Give the number of lines in the data that hold the string "JSON". Nothing else is needed.

---- Source material

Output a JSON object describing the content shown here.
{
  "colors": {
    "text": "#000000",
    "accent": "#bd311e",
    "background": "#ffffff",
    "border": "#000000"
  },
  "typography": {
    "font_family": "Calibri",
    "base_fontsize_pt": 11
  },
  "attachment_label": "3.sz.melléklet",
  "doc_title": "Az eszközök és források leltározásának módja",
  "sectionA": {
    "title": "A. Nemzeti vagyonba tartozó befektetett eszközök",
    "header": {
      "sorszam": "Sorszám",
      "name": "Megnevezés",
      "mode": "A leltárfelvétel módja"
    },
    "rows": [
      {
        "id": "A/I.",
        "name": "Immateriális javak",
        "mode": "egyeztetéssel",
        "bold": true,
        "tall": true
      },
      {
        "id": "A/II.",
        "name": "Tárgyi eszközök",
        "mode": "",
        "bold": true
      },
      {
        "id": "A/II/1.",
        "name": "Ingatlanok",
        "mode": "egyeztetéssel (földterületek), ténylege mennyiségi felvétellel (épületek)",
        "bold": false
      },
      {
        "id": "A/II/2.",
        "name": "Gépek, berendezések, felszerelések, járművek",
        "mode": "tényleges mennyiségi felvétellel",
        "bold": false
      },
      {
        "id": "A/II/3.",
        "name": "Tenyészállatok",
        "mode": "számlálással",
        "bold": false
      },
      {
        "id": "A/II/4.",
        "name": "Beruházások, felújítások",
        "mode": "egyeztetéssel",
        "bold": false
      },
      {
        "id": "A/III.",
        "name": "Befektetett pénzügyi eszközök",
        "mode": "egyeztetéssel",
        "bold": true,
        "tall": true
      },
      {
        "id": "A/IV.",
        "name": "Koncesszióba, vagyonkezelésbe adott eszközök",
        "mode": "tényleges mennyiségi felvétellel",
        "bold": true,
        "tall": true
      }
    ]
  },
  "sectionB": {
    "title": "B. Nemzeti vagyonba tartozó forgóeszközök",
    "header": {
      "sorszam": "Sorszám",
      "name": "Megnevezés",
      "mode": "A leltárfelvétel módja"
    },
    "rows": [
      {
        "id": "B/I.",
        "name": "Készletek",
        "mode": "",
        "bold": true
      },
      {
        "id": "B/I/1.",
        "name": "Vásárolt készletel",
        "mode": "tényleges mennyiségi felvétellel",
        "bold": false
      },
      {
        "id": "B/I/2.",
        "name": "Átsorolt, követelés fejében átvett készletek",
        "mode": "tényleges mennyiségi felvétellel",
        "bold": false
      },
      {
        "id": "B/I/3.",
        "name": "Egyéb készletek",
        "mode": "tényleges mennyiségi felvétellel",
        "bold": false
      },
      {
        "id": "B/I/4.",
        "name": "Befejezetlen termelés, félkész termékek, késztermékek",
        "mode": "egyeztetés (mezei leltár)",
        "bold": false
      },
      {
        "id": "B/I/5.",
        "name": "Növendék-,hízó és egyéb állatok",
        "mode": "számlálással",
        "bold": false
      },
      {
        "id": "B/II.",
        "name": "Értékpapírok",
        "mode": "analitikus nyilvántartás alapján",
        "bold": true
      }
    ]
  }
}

--------
---- Source material

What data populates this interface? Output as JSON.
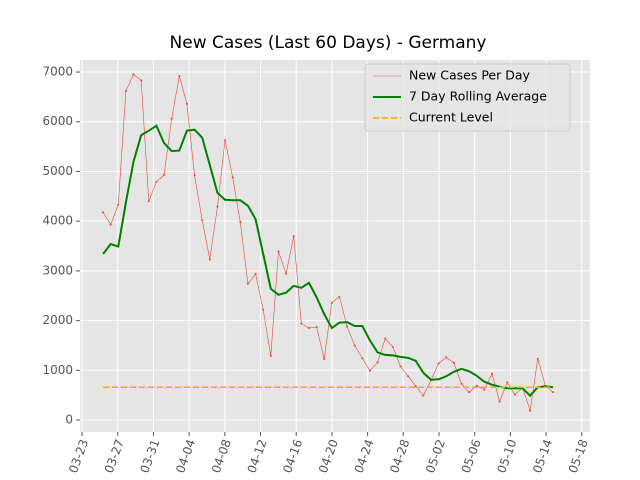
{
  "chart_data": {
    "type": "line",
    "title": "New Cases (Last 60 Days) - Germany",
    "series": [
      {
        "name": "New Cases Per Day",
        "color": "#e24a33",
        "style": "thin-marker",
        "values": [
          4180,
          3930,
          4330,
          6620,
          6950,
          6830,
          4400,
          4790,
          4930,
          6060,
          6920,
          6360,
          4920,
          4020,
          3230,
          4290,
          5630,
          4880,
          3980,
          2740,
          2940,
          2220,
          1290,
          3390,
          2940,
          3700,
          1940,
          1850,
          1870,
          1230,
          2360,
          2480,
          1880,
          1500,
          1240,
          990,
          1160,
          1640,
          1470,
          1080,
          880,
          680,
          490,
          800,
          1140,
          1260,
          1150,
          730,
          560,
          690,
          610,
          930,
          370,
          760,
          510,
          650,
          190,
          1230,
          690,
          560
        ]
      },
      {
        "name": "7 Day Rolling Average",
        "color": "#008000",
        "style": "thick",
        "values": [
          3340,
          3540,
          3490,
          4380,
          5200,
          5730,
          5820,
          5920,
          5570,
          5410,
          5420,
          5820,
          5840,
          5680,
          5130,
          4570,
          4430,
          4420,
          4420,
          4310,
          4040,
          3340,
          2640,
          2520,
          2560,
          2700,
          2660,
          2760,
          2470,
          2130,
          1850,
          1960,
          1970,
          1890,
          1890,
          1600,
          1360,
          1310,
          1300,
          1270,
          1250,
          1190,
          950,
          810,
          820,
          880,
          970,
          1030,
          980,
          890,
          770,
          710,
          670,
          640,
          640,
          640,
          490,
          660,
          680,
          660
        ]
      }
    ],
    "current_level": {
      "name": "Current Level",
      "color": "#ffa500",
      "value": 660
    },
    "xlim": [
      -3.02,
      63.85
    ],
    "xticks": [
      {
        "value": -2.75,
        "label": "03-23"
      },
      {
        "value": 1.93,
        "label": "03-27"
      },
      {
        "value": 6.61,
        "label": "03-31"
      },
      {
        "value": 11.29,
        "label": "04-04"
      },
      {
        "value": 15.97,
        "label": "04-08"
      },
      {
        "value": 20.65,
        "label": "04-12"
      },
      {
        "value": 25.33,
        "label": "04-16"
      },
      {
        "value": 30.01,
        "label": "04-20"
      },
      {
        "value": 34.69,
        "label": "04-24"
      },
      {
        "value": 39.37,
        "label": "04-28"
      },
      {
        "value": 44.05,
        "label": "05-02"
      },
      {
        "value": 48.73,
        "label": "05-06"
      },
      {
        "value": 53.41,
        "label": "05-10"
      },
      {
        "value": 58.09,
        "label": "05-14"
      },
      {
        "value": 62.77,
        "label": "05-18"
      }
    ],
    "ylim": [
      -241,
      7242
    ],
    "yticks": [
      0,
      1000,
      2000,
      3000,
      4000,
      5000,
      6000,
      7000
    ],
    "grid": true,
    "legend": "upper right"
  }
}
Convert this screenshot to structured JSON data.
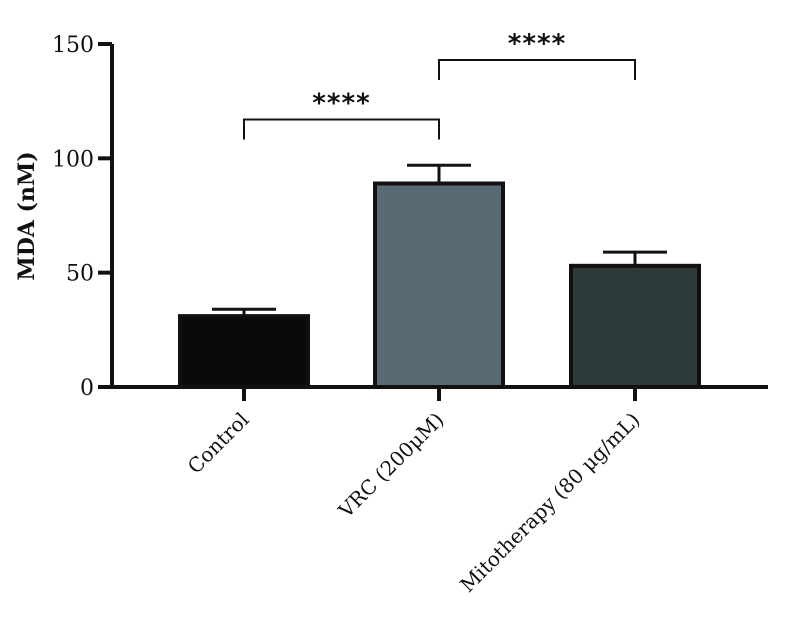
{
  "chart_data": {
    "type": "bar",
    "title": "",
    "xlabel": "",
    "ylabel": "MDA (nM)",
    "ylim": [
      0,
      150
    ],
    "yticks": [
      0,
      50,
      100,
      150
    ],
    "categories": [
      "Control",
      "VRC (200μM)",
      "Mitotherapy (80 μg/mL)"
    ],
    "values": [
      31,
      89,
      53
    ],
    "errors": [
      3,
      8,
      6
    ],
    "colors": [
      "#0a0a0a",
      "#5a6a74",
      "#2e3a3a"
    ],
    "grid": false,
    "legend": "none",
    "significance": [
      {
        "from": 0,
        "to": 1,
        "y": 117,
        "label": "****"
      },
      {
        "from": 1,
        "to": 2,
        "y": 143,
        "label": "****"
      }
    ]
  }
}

--------

• _Written solution_: 3